Select lines where the word "document" appears.
## START MATERIAL SUPPLIED
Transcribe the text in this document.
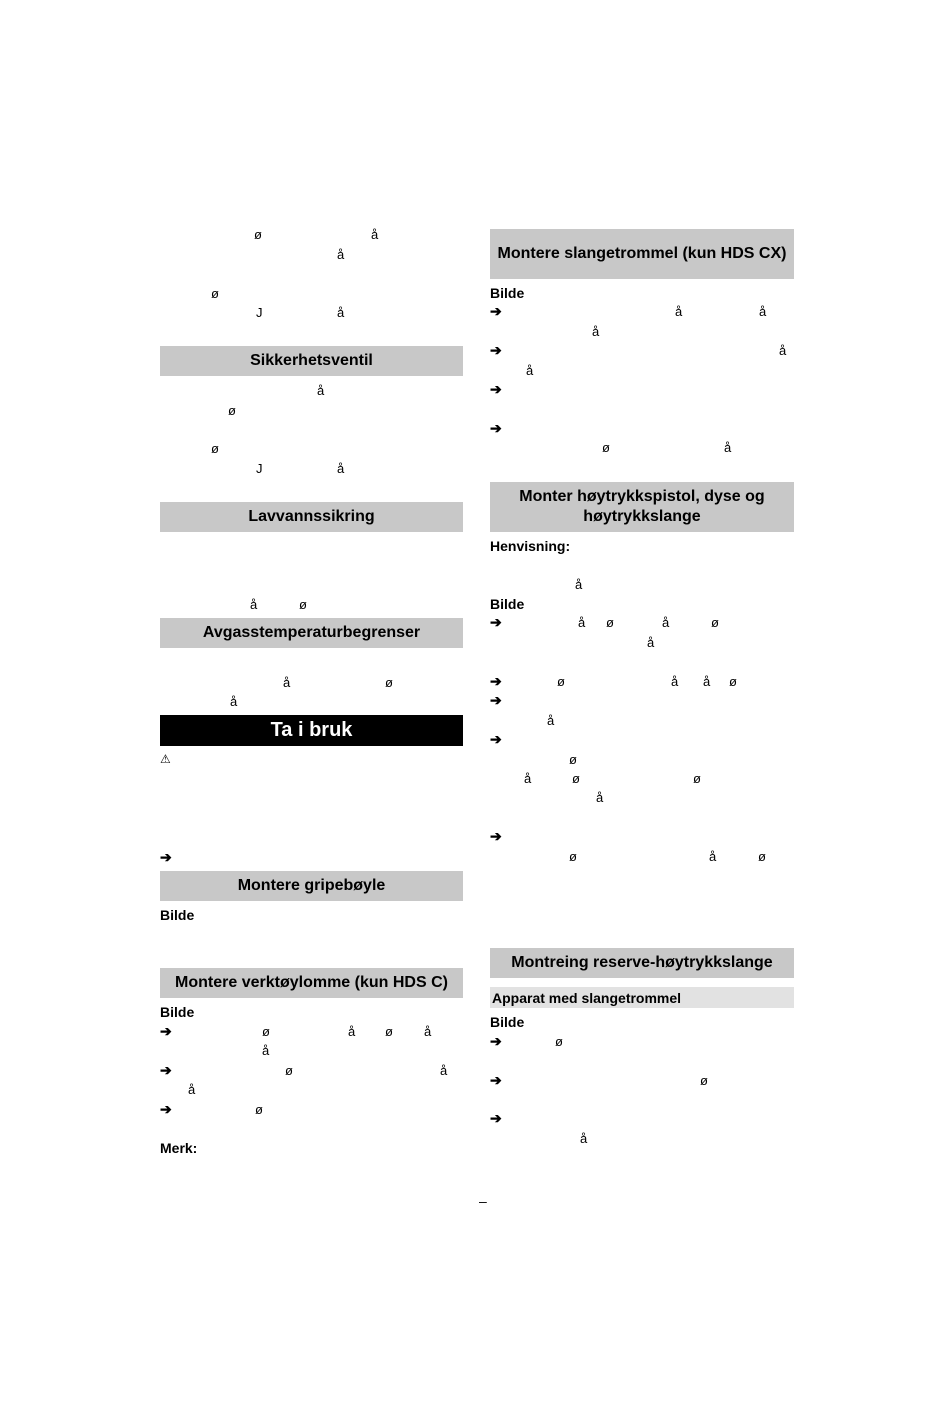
ø	å
å
ø
J	å
Sikkerhetsventil
å
ø
ø
J	å
Lavvannssikring
å	ø
Avgasstemperaturbegrenser
å	ø
å
Ta i bruk
⚠
➔
Montere gripebøyle
Bilde
Montere verktøylomme (kun HDS C)
Bilde
➔	ø	å ø å
å
➔	ø	å
å
➔	ø
Merk:
Montere slangetrommel (kun HDS CX)
Bilde
➔	å	å
å
➔	å
å
➔
➔
ø	å
Monter høytrykkspistol, dyse og høytrykkslange
Henvisning:
å
Bilde
➔	å ø	å	ø
å
➔	ø	å å ø
➔
å
➔
ø
å	ø	ø
å
➔
ø	å	ø
Montreing reserve-høytrykkslange
Apparat med slangetrommel
Bilde
➔	ø
➔	ø
➔
å
–
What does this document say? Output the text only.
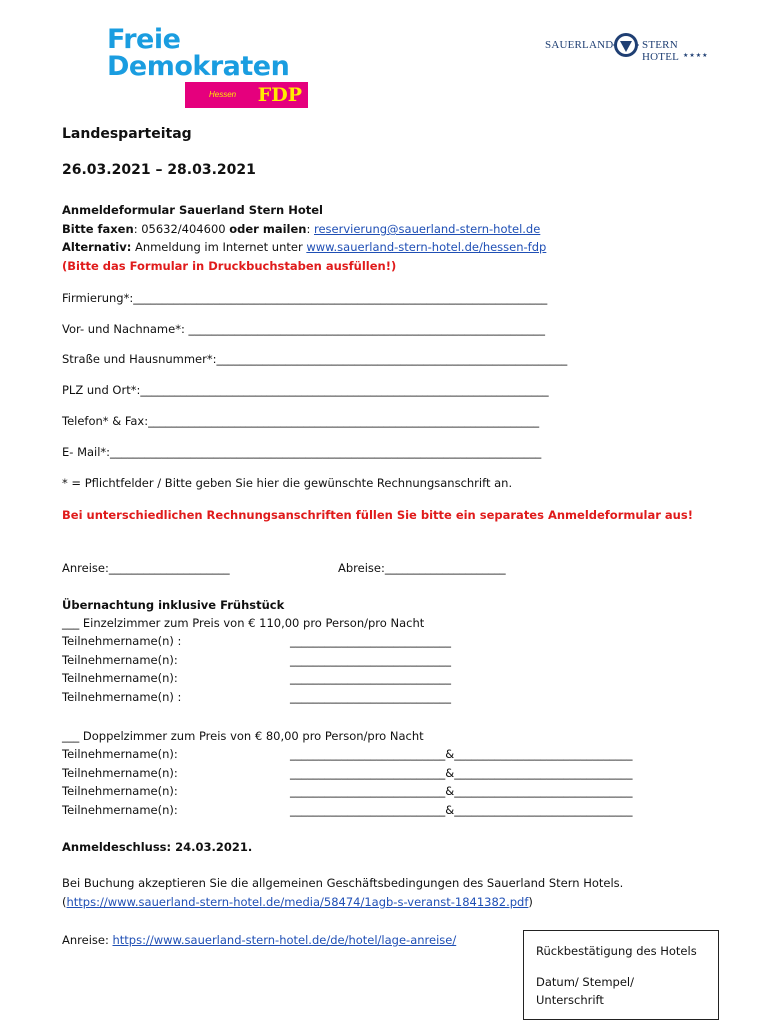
Freie
Demokraten
Hessen FDP
SAUERLAND	STERN HOTEL ★★★★
Landesparteitag
26.03.2021 – 28.03.2021
Anmeldeformular Sauerland Stern Hotel
Bitte faxen: 05632/404600 oder mailen: reservierung@sauerland-stern-hotel.de
Alternativ: Anmeldung im Internet unter www.sauerland-stern-hotel.de/hessen-fdp
(Bitte das Formular in Druckbuchstaben ausfüllen!)
Firmierung*:________________________________________________________________________
Vor- und Nachname*: ______________________________________________________________
Straße und Hausnummer*:_____________________________________________________________
PLZ und Ort*:_______________________________________________________________________
Telefon* & Fax:____________________________________________________________________
E- Mail*:___________________________________________________________________________
* = Pflichtfelder / Bitte geben Sie hier die gewünschte Rechnungsanschrift an.
Bei unterschiedlichen Rechnungsanschriften füllen Sie bitte ein separates Anmeldeformular aus!
Anreise:_____________________	Abreise:_____________________
Übernachtung inklusive Frühstück
___ Einzelzimmer zum Preis von € 110,00 pro Person/pro Nacht
Teilnehmername(n) :	____________________________
Teilnehmername(n):	____________________________
Teilnehmername(n):	____________________________
Teilnehmername(n) :	____________________________
___ Doppelzimmer zum Preis von € 80,00 pro Person/pro Nacht
Teilnehmername(n):	___________________________&_______________________________
Teilnehmername(n):	___________________________&_______________________________
Teilnehmername(n):	___________________________&_______________________________
Teilnehmername(n):	___________________________&_______________________________
Anmeldeschluss: 24.03.2021.
Bei Buchung akzeptieren Sie die allgemeinen Geschäftsbedingungen des Sauerland Stern Hotels.
(https://www.sauerland-stern-hotel.de/media/58474/1agb-s-veranst-1841382.pdf)
Anreise: https://www.sauerland-stern-hotel.de/de/hotel/lage-anreise/
Rückbestätigung des Hotels
Datum/ Stempel/
Unterschrift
## END MATERIAL SUPPLIED
EXPECTED ANSWER:
Transcribe the text in this document.
What does this document say? Output the text only.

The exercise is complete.